## Given exercise:
Read the lines that follow and pick out every one containing the word "people".

## Extracted entries:
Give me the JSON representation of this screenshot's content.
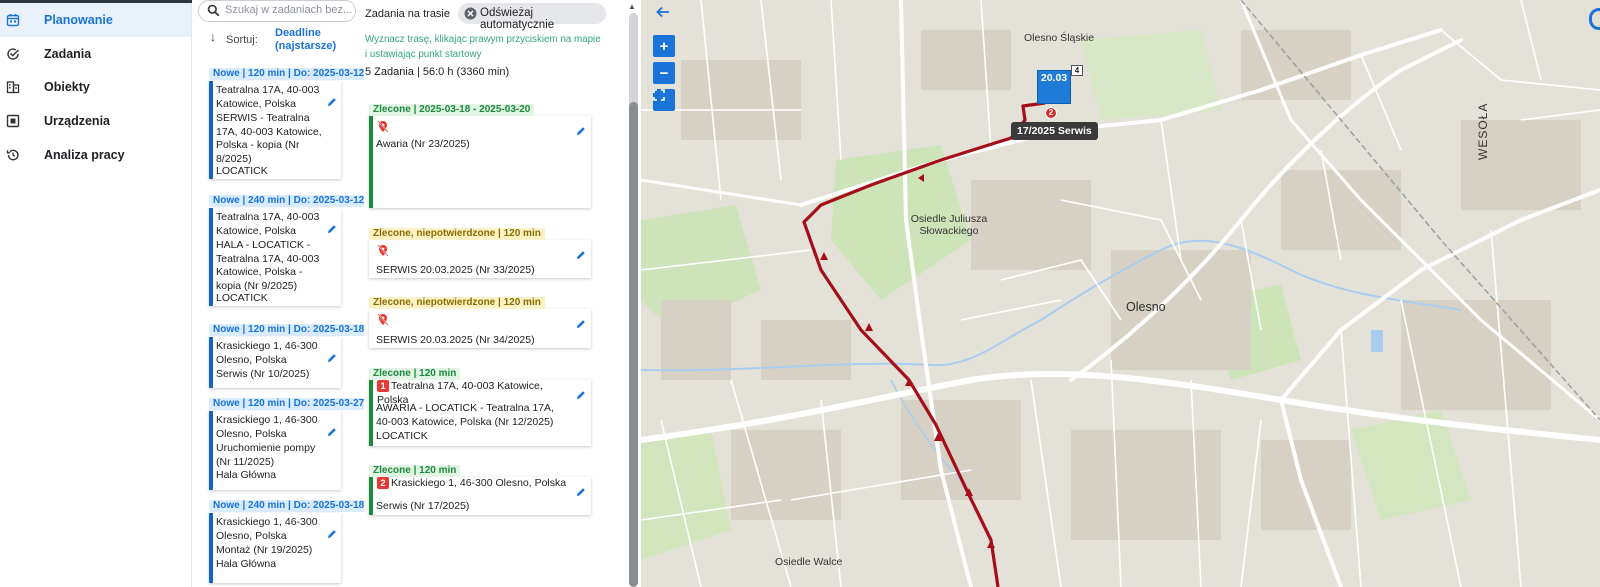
{
  "nav": {
    "items": [
      {
        "label": "Planowanie",
        "icon": "calendar-icon",
        "active": true
      },
      {
        "label": "Zadania",
        "icon": "task-check-icon",
        "active": false
      },
      {
        "label": "Obiekty",
        "icon": "building-icon",
        "active": false
      },
      {
        "label": "Urządzenia",
        "icon": "device-icon",
        "active": false
      },
      {
        "label": "Analiza pracy",
        "icon": "history-icon",
        "active": false
      }
    ]
  },
  "tasks": {
    "search_placeholder": "Szukaj w zadaniach bez...",
    "sort_label": "Sortuj:",
    "sort_value": "Deadline (najstarsze)",
    "cards": [
      {
        "header": "Nowe | 120 min | Do: 2025-03-12",
        "address": "Teatralna 17A, 40-003 Katowice, Polska",
        "description": "SERWIS - Teatralna 17A, 40-003 Katowice, Polska - kopia (Nr 8/2025)",
        "object": "LOCATICK"
      },
      {
        "header": "Nowe | 240 min | Do: 2025-03-12",
        "address": "Teatralna 17A, 40-003 Katowice, Polska",
        "description": "HALA - LOCATICK - Teatralna 17A, 40-003 Katowice, Polska - kopia (Nr 9/2025)",
        "object": "LOCATICK"
      },
      {
        "header": "Nowe | 120 min | Do: 2025-03-18",
        "address": "Krasickiego 1, 46-300 Olesno, Polska",
        "description": "Serwis (Nr 10/2025)",
        "object": ""
      },
      {
        "header": "Nowe | 120 min | Do: 2025-03-27",
        "address": "Krasickiego 1, 46-300 Olesno, Polska",
        "description": "Uruchomienie pompy (Nr 11/2025)",
        "object": "Hala Główna"
      },
      {
        "header": "Nowe | 240 min | Do: 2025-03-18",
        "address": "Krasickiego 1, 46-300 Olesno, Polska",
        "description": "Montaż (Nr 19/2025)",
        "object": "Hala Główna"
      }
    ]
  },
  "route": {
    "title": "Zadania na trasie",
    "auto_refresh_label": "Odświeżaj automatycznie",
    "hint": "Wyznacz trasę, klikając prawym przyciskiem na mapie i ustawiając punkt startowy",
    "summary": "5 Zadania | 56:0 h (3360 min)",
    "cards": [
      {
        "header": "Zlecone | 2025-03-18 - 2025-03-20",
        "tone": "green",
        "number": "",
        "address": "",
        "description": "Awaria (Nr 23/2025)",
        "object": "",
        "no_location": true
      },
      {
        "header": "Zlecone, niepotwierdzone | 120 min",
        "tone": "yellow",
        "number": "",
        "address": "",
        "description": "SERWIS 20.03.2025 (Nr 33/2025)",
        "object": "",
        "no_location": true
      },
      {
        "header": "Zlecone, niepotwierdzone | 120 min",
        "tone": "yellow",
        "number": "",
        "address": "",
        "description": "SERWIS 20.03.2025 (Nr 34/2025)",
        "object": "",
        "no_location": true
      },
      {
        "header": "Zlecone | 120 min",
        "tone": "green",
        "number": "1",
        "address": "Teatralna 17A, 40-003 Katowice, Polska",
        "description": "AWARIA - LOCATICK - Teatralna 17A, 40-003 Katowice, Polska (Nr 12/2025)",
        "object": "LOCATICK",
        "no_location": false
      },
      {
        "header": "Zlecone | 120 min",
        "tone": "green",
        "number": "2",
        "address": "Krasickiego 1, 46-300 Olesno, Polska",
        "description": "Serwis (Nr 17/2025)",
        "object": "",
        "no_location": false
      }
    ]
  },
  "map": {
    "zoom_in": "+",
    "zoom_out": "−",
    "marker_date": "20.03",
    "marker_count": "4",
    "pin_number": "2",
    "tooltip": "17/2025 Serwis",
    "labels": {
      "olesno": "Olesno",
      "olesno_slaskie": "Olesno Śląskie",
      "osiedle_slowackiego": "Osiedle Juliusza Słowackiego",
      "osiedle_walce": "Osiedle Walce",
      "wesola": "WESOŁA"
    },
    "colors": {
      "route": "#a50e18",
      "water": "#aacdef",
      "park": "#cde3b8",
      "accent": "#1a73d9"
    }
  }
}
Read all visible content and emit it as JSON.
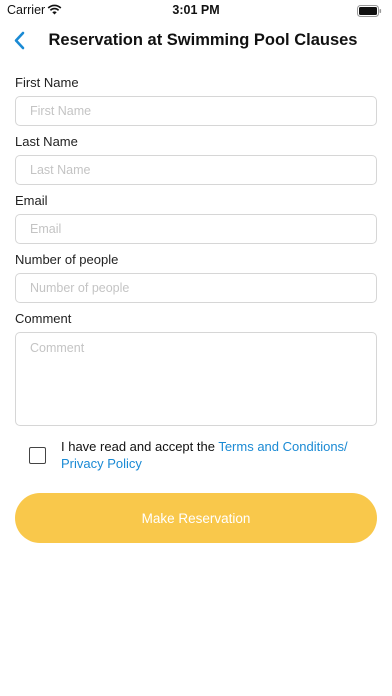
{
  "status_bar": {
    "carrier": "Carrier",
    "time": "3:01 PM"
  },
  "nav": {
    "title": "Reservation at Swimming Pool Clauses"
  },
  "form": {
    "first_name": {
      "label": "First Name",
      "placeholder": "First Name",
      "value": ""
    },
    "last_name": {
      "label": "Last Name",
      "placeholder": "Last Name",
      "value": ""
    },
    "email": {
      "label": "Email",
      "placeholder": "Email",
      "value": ""
    },
    "people": {
      "label": "Number of people",
      "placeholder": "Number of people",
      "value": ""
    },
    "comment": {
      "label": "Comment",
      "placeholder": "Comment",
      "value": ""
    }
  },
  "consent": {
    "checked": false,
    "text": "I have read and accept the ",
    "link_1": "Terms and Conditions/",
    "link_2": "Privacy Policy"
  },
  "submit": {
    "label": "Make Reservation"
  },
  "colors": {
    "accent": "#1a8ad4",
    "button": "#f9c84b"
  },
  "icons": {
    "back": "chevron-left-icon",
    "wifi": "wifi-icon",
    "battery": "battery-icon"
  }
}
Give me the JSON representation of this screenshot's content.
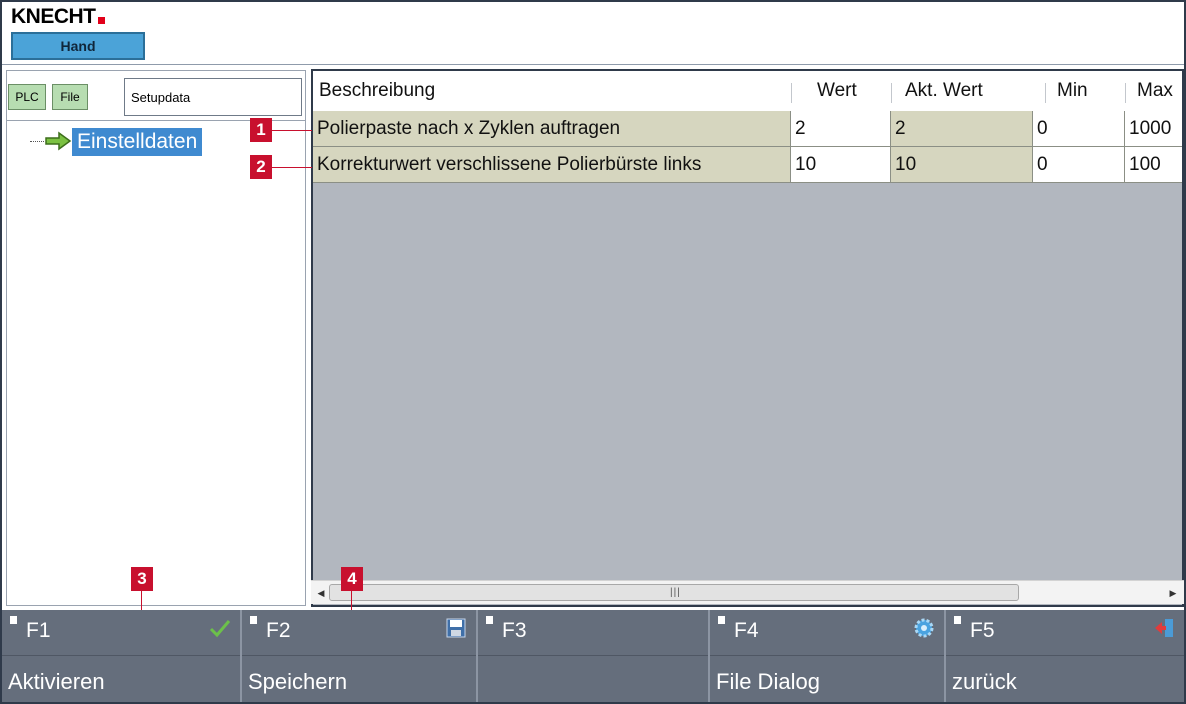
{
  "header": {
    "brand": "KNECHT",
    "mode": "Hand"
  },
  "left_panel": {
    "plc_label": "PLC",
    "file_label": "File",
    "setup_value": "Setupdata",
    "tree_item": "Einstelldaten"
  },
  "table": {
    "columns": [
      "Beschreibung",
      "Wert",
      "Akt. Wert",
      "Min",
      "Max"
    ],
    "rows": [
      {
        "beschreibung": "Polierpaste nach x Zyklen auftragen",
        "wert": "2",
        "akt_wert": "2",
        "min": "0",
        "max": "1000"
      },
      {
        "beschreibung": "Korrekturwert verschlissene Polierbürste links",
        "wert": "10",
        "akt_wert": "10",
        "min": "0",
        "max": "100"
      }
    ]
  },
  "callouts": [
    "1",
    "2",
    "3",
    "4"
  ],
  "function_keys": [
    {
      "key": "F1",
      "action": "Aktivieren",
      "icon": "checkmark-icon"
    },
    {
      "key": "F2",
      "action": "Speichern",
      "icon": "save-icon"
    },
    {
      "key": "F3",
      "action": "",
      "icon": ""
    },
    {
      "key": "F4",
      "action": "File Dialog",
      "icon": "gear-icon"
    },
    {
      "key": "F5",
      "action": "zurück",
      "icon": "exit-icon"
    }
  ],
  "colors": {
    "accent_blue": "#4ba3d8",
    "tree_selection": "#3f8ad0",
    "callout_red": "#c8102e",
    "fkey_bg": "#656e7c",
    "table_cell_olive": "#d6d6bf",
    "table_bg": "#b2b7bf"
  }
}
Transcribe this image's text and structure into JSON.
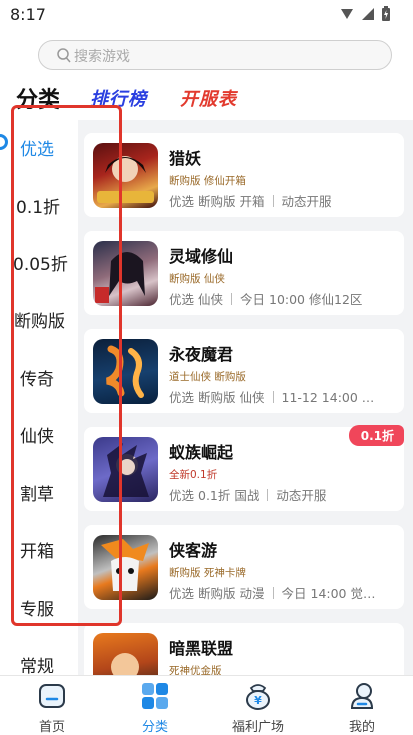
{
  "status_bar": {
    "time": "8:17"
  },
  "search": {
    "placeholder": "搜索游戏"
  },
  "tabs": {
    "category": "分类",
    "ranking": "排行榜",
    "server": "开服表"
  },
  "sidebar": {
    "active_index": 0,
    "items": [
      "优选",
      "0.1折",
      "0.05折",
      "断购版",
      "传奇",
      "仙侠",
      "割草",
      "开箱",
      "专服",
      "常规"
    ]
  },
  "games": [
    {
      "name": "猎妖",
      "tags": "断购版 修仙开箱",
      "meta": [
        "优选",
        "断购版",
        "开箱"
      ],
      "server": "动态开服",
      "badge": ""
    },
    {
      "name": "灵域修仙",
      "tags": "断购版 仙侠",
      "meta": [
        "优选",
        "仙侠"
      ],
      "server": "今日 10:00 修仙12区",
      "badge": ""
    },
    {
      "name": "永夜魔君",
      "tags": "道士仙侠 断购版",
      "meta": [
        "优选",
        "断购版",
        "仙侠"
      ],
      "server": "11-12 14:00 …",
      "badge": ""
    },
    {
      "name": "蚁族崛起",
      "tags": "全新0.1折",
      "meta": [
        "优选",
        "0.1折",
        "国战"
      ],
      "server": "动态开服",
      "badge": "0.1折"
    },
    {
      "name": "侠客游",
      "tags": "断购版 死神卡牌",
      "meta": [
        "优选",
        "断购版",
        "动漫"
      ],
      "server": "今日 14:00 觉…",
      "badge": ""
    },
    {
      "name": "暗黑联盟",
      "tags": "死神优金版",
      "meta": [],
      "server": "",
      "badge": ""
    }
  ],
  "bottom_nav": {
    "active_index": 1,
    "items": [
      {
        "label": "首页",
        "icon": "home-icon"
      },
      {
        "label": "分类",
        "icon": "grid-icon"
      },
      {
        "label": "福利广场",
        "icon": "yen-bag-icon"
      },
      {
        "label": "我的",
        "icon": "profile-icon"
      }
    ]
  },
  "colors": {
    "accent": "#1e88e5",
    "highlight_box": "#e0352b",
    "badge": "#f0465a",
    "ranking_tab": "#2a3fe0",
    "server_tab": "#e23a2e"
  }
}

## Answer to the problem:
    "people": {
      "label": "Number of people",
      "placeholder": "Number of people",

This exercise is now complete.